# Issue with pellet stove venting for Magnum Baby Countryside



## Don2222 (Apr 4, 2012)

Hello

I need some ideas here. My friend has a Magnum Baby Countryside with the upgraded exhaust blower with the larger impeller and we got running really good. But the 4" diameter venting which is on a 45 in back of the stove and straight thru the wall. On the outside is the cleanout T and it goes up approx 3 one foot sections to a 90 degree elbow and a direct vent cap. The issue is that it gets plugged up so much every 1.5 months that the stove is un-useable!

The venting is on an outside corner of the north east or the house near the seacoast on a high hill. There are many spurious wind currents along the house! A drafting nightmare.
The venting easily gets caked up and really full at the very top before it turns down to the exit cap. See pics below.

Any ideas? Answer found! See last post. The installers (Dealer is now gone) installed the venting improperly according to the MANUAL. See last post! CASE CLOSED


----------



## gymrat0663 (Apr 4, 2012)

I'm definitely a newbie when it comes to stuff like this, but would there be a benefit in reducing the length of the 3'-4' pipe to help the blower exhaust more efficiently?  Certainly, just my $.02 and I will wait with you to hear what the more experienced here have to say.


----------



## Don2222 (Apr 4, 2012)

gymrat0663 said:


> I'm definitely a newbie when it comes to stuff like this, but would there be a benefit in reducing the length of the 3'-4' pipe to help the blower exhaust more efficiently? Certainly, just my $.02 and I will wait with you to hear what the more experienced here have to say.


 
You need a minimum vertical rise of 3 feet to keep sparks from flying out and setting the house on fire. Not code but highly recommended. I am learning the history of these stoves to understand the basics. Years ago some of the first pellet stoves did not have an exhaust blower, they required a full chimney to create a proper draft. Now an inside chimney (Internal to the house like a center chimney with top near the peak of the roof) has better drafting than an outside chimney on the end of a house.


----------



## smoke show (Apr 4, 2012)

Extend above roof line???


----------



## jtakeman (Apr 4, 2012)

=-=-=-=-=

According to the pellet stove thread, how often does the venting get so plugged up that the stove cannot be used? These records have nothing to do with the pellet stove thread.

[Position data for elements]
=-=-=-=-=

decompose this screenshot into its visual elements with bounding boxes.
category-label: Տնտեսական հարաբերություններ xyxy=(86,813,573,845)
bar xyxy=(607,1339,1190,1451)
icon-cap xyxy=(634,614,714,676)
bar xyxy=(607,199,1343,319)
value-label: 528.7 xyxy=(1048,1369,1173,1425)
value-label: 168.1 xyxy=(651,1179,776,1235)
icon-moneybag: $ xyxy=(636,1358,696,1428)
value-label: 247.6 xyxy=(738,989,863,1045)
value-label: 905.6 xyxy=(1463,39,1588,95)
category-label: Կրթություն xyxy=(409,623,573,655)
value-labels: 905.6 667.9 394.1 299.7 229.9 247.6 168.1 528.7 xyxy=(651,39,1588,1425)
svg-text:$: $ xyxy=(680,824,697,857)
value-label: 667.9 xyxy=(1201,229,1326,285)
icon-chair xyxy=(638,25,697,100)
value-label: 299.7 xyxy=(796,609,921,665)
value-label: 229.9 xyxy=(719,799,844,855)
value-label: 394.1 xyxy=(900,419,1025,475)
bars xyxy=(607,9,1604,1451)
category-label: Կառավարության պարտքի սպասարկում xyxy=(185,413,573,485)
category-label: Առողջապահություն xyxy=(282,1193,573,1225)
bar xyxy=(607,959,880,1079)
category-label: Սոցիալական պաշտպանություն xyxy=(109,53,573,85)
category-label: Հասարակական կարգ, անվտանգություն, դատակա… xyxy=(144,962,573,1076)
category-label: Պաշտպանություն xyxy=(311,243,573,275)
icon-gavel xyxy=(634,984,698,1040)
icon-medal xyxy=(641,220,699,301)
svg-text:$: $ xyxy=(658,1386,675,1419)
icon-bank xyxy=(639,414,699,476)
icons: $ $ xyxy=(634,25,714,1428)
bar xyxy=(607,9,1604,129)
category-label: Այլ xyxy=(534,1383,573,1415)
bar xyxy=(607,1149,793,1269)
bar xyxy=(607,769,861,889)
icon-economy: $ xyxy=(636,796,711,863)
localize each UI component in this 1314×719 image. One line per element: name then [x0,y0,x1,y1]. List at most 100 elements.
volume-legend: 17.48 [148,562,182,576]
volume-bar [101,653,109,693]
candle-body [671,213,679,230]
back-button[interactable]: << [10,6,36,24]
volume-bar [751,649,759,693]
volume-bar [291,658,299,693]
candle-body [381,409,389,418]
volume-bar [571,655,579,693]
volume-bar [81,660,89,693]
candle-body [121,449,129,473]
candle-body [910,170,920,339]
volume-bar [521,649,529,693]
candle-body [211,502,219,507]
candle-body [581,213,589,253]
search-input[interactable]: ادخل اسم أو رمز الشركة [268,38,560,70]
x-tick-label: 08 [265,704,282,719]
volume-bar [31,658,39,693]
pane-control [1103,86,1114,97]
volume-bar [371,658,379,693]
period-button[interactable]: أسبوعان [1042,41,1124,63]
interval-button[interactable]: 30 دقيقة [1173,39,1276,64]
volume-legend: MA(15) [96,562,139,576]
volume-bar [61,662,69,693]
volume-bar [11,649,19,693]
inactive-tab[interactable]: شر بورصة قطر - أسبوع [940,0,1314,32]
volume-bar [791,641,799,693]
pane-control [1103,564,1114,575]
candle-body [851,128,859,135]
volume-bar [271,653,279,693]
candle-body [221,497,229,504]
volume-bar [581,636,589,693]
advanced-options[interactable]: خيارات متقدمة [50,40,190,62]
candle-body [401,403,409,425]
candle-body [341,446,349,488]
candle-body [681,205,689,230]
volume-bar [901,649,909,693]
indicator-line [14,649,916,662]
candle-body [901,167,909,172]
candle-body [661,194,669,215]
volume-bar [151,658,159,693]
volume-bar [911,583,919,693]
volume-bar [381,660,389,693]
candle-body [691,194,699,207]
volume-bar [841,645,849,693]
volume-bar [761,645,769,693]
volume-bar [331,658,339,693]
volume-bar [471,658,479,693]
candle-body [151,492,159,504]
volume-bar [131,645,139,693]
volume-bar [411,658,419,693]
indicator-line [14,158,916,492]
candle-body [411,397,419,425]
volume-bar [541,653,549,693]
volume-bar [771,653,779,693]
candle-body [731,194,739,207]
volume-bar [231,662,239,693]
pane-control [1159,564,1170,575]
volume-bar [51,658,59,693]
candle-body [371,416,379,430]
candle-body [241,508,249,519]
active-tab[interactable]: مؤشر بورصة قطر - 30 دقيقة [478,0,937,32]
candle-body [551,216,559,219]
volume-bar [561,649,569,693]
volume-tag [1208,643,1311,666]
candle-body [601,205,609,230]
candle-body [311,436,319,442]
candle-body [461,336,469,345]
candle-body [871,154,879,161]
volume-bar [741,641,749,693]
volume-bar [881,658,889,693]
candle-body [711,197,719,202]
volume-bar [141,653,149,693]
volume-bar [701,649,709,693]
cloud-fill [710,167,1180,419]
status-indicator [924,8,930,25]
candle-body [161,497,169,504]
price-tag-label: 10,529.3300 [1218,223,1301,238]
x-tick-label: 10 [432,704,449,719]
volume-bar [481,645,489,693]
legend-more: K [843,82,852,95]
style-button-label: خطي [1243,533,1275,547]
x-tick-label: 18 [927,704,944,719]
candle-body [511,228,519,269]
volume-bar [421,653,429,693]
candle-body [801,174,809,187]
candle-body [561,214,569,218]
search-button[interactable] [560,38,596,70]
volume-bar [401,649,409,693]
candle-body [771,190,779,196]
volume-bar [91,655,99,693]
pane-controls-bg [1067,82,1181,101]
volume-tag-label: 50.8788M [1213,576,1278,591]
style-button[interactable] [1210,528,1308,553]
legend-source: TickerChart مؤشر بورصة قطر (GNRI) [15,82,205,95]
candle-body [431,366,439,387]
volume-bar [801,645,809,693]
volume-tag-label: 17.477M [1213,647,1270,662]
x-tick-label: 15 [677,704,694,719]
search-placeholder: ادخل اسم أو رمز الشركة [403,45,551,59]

=-=-=-=-=

Task answer: Every 1.5 months.